Исходный текст
Вообще–то Романова — экономическая журналистка. Окончила московский ФИНЭК, стартовала в перестройку в Institutional Investor, а дальше все выше, и выше, и выше стремила полет драконьих крыл. Газета «Сегодня», ТВЦ, НТВ, РенТВ, «Ведомости», The New Times, Business Week, — а в стране уже не Ельцин, а в стране уже Путин, — и вот раз, арестовывают и сажают ее мужа, преуспевающего бизнесмена Алексея Козлова. Громкое было дело, и неважно в данном случае, по делу ли сажают и снимают ли потом обвинения (хотя частично — снимают).
Важно, что Романова, эта атомная журналистская бомба, способная при желании испепелить средних размеров государство, окунается с головой в тюремную тематику. В это наше ежедневное цунами. Под волнами которого уже неважно, кто прав, кто виноват, и кто охранник, кто жертва. Это Достоевский при царизме мог рефлексировать на тему вины, а вся последующая литература, от Шаламова до Солженицына, от Довлатова до Рубанова, от Габышева до Ходорковского, — она не рефлексирует, она просто описывает тюрьму как натуральный природный процесс.
И вот Романова сталкивается с этим завораживающим процессом, как огонь сталкивается с водой, как вулкан с океаном. Она сподвигает арестованного мужа вести «Бутырка–блог», она свое участие в политике (и в журналистике) видит теперь через судьбы зэков, она занимается юридическим просвещением сидельцев и их родни… А также портит, разумеется, отношения со всеми, с кем можно, среди силовиков. А поскольку она портит отношения еще и со всеми, с кем нельзя, то получает в 2017 году обвинение от замглавы пенитенциарной системы в хищении средств в благотворительном фонде «Русь сидящая» — после чего машет крылом в сторону Германии. Где сейчас и пребывает…
Впрочем, о книге.

Материал для работы
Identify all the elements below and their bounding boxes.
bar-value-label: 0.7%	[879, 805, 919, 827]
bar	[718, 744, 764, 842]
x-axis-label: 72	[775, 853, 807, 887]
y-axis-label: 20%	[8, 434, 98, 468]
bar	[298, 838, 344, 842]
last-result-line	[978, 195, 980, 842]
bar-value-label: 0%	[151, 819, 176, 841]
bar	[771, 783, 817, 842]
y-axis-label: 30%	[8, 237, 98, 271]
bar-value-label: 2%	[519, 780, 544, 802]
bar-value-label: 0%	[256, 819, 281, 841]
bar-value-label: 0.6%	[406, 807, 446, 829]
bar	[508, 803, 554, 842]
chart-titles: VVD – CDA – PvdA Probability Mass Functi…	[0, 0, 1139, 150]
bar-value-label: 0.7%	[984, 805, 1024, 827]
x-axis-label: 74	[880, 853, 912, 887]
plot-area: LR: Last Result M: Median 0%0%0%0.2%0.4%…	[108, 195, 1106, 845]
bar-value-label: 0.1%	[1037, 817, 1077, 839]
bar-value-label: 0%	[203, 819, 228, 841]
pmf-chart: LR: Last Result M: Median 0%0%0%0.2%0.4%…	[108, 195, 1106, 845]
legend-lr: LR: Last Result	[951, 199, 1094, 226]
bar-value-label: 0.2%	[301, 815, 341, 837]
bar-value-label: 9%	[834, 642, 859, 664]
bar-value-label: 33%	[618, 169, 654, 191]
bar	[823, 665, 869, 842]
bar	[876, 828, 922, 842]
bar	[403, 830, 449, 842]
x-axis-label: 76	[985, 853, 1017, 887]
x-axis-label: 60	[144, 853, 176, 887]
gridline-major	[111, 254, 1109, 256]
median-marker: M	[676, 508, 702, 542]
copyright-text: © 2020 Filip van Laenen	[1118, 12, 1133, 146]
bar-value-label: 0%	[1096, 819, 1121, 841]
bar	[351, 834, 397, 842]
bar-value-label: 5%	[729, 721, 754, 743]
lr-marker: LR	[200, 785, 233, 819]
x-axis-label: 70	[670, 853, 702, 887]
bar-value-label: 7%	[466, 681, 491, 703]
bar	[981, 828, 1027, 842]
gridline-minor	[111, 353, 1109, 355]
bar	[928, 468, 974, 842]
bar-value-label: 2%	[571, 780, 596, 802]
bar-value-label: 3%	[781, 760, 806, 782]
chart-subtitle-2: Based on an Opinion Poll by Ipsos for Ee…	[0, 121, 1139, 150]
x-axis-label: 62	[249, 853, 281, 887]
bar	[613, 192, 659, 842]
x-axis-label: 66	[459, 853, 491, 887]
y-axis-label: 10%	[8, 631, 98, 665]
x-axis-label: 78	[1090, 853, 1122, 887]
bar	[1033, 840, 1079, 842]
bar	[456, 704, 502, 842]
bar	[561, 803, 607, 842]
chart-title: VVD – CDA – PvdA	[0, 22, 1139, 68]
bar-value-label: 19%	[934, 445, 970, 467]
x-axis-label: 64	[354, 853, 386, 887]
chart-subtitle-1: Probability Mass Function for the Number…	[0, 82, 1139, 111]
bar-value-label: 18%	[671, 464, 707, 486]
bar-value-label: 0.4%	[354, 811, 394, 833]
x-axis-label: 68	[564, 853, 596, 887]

Задания
(a) Перепишите слово в слово кусок текста о Романовой, начиная со слов «Вообще–то Романова —» и заканчивая словами «частично — снимают).» включительно.
(b) Ответьте коротко по тексту о Романовой:
(i) Какой вуз окончила Романова?
(ii) Как зовут её арестованного мужа?
(iii) Где Романова находится сейчас?
Материал никак не связан с текстом о Романовой.

Ответы
(a)
Вообще–то Романова — экономическая журналистка. Окончила московский ФИНЭК, стартовала в перестройку в Institutional Investor, а дальше все выше, и выше, и выше стремила полет драконьих крыл. Газета «Сегодня», ТВЦ, НТВ, РенТВ, «Ведомости», The New Times, Business Week, — а в стране уже не Ельцин, а в стране уже Путин, — и вот раз, арестовывают и сажают ее мужа, преуспевающего бизнесмена Алексея Козлова. Громкое было дело, и неважно в данном случае, по делу ли сажают и снимают ли потом обвинения (хотя частично — снимают).

(b)
(i) Московский ФИНЭК.
(ii) Алексей Козлов.
(iii) В Германии.